─── Items

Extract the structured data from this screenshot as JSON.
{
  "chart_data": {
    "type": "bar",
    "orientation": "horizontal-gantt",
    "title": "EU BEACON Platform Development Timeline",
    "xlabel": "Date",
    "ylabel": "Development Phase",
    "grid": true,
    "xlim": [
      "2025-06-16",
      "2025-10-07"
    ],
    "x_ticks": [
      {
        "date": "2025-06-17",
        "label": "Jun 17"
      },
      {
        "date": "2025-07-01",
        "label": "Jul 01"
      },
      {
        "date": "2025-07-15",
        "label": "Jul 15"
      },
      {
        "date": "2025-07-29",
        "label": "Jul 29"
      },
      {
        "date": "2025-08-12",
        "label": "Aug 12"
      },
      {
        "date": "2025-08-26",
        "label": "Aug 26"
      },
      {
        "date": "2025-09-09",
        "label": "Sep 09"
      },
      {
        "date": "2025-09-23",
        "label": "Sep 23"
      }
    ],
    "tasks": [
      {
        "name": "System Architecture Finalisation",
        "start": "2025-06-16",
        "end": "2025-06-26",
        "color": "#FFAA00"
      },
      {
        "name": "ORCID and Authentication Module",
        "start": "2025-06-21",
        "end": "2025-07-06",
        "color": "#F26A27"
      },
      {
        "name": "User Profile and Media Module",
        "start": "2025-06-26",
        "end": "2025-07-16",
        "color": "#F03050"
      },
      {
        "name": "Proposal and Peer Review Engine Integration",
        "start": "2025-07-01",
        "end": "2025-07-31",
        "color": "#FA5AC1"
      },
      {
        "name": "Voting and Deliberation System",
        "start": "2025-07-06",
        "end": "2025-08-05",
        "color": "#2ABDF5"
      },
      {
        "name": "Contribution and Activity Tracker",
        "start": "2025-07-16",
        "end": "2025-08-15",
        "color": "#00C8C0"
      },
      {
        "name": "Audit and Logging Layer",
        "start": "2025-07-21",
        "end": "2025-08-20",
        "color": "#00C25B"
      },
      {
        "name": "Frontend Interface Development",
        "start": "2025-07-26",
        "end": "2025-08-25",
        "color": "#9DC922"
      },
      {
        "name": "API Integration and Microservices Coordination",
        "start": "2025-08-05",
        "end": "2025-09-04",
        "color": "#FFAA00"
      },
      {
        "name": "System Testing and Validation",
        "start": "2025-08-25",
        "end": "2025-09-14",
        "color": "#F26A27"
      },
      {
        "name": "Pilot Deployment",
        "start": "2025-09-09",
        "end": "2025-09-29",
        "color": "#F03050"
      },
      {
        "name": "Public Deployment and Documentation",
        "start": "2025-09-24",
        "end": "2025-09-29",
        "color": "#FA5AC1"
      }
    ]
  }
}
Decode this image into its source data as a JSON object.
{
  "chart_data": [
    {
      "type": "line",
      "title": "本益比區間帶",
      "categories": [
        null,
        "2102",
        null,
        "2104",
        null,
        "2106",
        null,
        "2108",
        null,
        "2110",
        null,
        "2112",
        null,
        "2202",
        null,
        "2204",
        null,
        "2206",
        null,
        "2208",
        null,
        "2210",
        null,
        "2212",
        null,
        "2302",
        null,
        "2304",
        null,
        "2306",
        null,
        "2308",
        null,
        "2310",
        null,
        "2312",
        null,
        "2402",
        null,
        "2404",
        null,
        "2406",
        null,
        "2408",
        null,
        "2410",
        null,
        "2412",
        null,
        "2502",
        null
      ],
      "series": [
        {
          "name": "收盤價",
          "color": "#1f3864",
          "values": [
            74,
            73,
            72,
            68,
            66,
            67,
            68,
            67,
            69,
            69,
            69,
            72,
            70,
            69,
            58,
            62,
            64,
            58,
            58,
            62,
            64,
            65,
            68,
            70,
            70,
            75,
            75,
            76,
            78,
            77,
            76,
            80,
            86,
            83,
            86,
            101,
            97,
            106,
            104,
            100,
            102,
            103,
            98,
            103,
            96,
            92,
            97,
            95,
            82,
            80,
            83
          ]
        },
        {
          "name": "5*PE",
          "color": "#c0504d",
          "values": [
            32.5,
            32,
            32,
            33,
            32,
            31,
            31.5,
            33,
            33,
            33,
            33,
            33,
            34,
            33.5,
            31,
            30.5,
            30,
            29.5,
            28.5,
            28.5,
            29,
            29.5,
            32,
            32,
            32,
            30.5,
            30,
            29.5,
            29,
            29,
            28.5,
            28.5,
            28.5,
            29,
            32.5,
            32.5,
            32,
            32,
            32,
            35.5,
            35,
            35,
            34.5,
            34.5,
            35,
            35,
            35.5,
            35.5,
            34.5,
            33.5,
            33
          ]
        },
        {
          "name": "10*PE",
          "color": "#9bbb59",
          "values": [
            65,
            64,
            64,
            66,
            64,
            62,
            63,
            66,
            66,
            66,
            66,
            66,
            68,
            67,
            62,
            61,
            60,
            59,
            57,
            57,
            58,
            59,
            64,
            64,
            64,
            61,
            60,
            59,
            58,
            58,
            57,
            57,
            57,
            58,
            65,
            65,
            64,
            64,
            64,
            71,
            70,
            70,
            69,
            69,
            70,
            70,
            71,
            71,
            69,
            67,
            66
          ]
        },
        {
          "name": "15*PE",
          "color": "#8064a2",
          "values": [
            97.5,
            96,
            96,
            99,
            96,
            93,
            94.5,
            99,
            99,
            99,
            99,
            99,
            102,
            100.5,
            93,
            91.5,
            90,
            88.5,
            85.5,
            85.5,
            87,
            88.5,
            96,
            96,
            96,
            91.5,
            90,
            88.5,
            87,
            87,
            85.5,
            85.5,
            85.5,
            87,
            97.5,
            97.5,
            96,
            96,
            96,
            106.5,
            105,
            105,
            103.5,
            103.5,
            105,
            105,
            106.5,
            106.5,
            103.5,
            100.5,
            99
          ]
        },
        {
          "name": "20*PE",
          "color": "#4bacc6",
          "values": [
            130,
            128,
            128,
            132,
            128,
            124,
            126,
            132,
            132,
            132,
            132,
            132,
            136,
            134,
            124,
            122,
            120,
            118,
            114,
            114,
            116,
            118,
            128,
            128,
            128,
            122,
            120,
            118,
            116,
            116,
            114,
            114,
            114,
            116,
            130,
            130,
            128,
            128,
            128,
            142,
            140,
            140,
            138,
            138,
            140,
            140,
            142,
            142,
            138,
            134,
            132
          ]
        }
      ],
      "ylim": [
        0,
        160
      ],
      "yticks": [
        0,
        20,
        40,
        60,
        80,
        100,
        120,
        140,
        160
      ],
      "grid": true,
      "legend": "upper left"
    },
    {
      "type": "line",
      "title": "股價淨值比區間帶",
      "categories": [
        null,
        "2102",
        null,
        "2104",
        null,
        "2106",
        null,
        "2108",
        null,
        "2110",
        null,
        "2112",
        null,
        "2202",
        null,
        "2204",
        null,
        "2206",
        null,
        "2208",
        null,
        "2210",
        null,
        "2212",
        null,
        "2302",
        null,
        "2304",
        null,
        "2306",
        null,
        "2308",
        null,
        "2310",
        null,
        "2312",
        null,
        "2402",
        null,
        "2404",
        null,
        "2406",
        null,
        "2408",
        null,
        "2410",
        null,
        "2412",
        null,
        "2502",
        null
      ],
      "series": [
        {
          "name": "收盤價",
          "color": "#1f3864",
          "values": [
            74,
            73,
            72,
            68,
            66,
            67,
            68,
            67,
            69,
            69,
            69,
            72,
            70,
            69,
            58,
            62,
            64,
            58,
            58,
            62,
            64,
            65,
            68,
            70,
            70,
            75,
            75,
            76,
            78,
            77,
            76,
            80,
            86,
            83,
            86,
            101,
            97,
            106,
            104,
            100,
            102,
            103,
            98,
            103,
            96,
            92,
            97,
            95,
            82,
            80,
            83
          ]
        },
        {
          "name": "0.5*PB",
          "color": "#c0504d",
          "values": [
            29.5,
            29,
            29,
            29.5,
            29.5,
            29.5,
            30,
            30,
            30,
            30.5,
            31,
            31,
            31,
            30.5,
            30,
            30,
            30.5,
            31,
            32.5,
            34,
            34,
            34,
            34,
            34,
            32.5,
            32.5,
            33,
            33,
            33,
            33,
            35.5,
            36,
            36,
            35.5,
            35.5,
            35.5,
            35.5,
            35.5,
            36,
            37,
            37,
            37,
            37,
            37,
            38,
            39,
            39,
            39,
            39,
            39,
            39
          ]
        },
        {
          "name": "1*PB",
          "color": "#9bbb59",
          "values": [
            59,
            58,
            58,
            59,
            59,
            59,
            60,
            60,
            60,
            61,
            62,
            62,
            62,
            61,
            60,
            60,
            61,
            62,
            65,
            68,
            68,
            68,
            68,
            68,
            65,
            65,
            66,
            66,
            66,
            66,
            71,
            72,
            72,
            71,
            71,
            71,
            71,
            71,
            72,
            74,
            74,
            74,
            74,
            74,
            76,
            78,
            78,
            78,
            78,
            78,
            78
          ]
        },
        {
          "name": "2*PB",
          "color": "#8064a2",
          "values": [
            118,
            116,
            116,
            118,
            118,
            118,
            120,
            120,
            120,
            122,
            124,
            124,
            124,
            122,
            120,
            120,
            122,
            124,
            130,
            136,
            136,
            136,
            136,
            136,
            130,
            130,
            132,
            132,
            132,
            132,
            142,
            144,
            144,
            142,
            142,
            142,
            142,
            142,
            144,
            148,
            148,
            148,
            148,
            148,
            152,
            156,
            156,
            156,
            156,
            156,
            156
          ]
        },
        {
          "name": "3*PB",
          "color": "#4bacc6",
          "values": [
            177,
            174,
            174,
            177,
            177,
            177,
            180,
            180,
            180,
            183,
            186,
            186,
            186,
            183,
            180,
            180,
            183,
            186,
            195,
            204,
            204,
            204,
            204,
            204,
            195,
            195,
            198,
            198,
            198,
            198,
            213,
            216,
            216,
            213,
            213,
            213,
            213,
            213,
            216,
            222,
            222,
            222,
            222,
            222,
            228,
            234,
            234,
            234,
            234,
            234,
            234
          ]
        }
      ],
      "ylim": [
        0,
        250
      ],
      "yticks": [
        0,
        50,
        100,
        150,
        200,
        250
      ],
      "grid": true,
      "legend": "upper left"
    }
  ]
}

──────

• **What is needed**: Pick every line with "System" in it and copy it.

• **Full answer**:
        "name": "System Architecture Finalisation",
        "name": "Voting and Deliberation System",
        "name": "System Testing and Validation",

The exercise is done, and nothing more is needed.